[What the task requires] Print the data exactly as it is given, please.

[Given data]
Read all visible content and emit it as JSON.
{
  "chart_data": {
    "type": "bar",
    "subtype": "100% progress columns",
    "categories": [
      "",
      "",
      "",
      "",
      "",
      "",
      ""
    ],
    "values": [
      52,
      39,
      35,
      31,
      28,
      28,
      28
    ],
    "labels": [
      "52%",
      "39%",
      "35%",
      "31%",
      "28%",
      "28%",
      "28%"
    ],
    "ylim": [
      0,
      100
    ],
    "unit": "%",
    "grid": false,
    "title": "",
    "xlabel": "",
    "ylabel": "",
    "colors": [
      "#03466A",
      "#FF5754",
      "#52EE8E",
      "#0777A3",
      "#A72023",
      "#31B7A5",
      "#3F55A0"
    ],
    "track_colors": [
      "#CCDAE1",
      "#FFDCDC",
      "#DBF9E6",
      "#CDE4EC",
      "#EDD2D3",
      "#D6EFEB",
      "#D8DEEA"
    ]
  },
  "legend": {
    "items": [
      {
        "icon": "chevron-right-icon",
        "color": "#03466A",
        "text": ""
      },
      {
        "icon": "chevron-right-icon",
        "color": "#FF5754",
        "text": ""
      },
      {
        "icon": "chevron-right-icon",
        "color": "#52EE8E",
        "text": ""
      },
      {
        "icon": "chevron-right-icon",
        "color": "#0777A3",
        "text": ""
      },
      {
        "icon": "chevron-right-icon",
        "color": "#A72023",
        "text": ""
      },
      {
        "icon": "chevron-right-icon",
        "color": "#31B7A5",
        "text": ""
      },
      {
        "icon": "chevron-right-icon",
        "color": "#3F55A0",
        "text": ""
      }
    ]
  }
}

[Solution to this exercise]
Read all visible content and emit it as JSON.
{
  "chart_data": {
    "type": "bar",
    "subtype": "100% progress columns",
    "categories": [
      "",
      "",
      "",
      "",
      "",
      "",
      ""
    ],
    "values": [
      52,
      39,
      35,
      31,
      28,
      28,
      28
    ],
    "labels": [
      "52%",
      "39%",
      "35%",
      "31%",
      "28%",
      "28%",
      "28%"
    ],
    "ylim": [
      0,
      100
    ],
    "unit": "%",
    "grid": false,
    "title": "",
    "xlabel": "",
    "ylabel": "",
    "colors": [
      "#03466A",
      "#FF5754",
      "#52EE8E",
      "#0777A3",
      "#A72023",
      "#31B7A5",
      "#3F55A0"
    ],
    "track_colors": [
      "#CCDAE1",
      "#FFDCDC",
      "#DBF9E6",
      "#CDE4EC",
      "#EDD2D3",
      "#D6EFEB",
      "#D8DEEA"
    ]
  },
  "legend": {
    "items": [
      {
        "icon": "chevron-right-icon",
        "color": "#03466A",
        "text": ""
      },
      {
        "icon": "chevron-right-icon",
        "color": "#FF5754",
        "text": ""
      },
      {
        "icon": "chevron-right-icon",
        "color": "#52EE8E",
        "text": ""
      },
      {
        "icon": "chevron-right-icon",
        "color": "#0777A3",
        "text": ""
      },
      {
        "icon": "chevron-right-icon",
        "color": "#A72023",
        "text": ""
      },
      {
        "icon": "chevron-right-icon",
        "color": "#31B7A5",
        "text": ""
      },
      {
        "icon": "chevron-right-icon",
        "color": "#3F55A0",
        "text": ""
      }
    ]
  }
}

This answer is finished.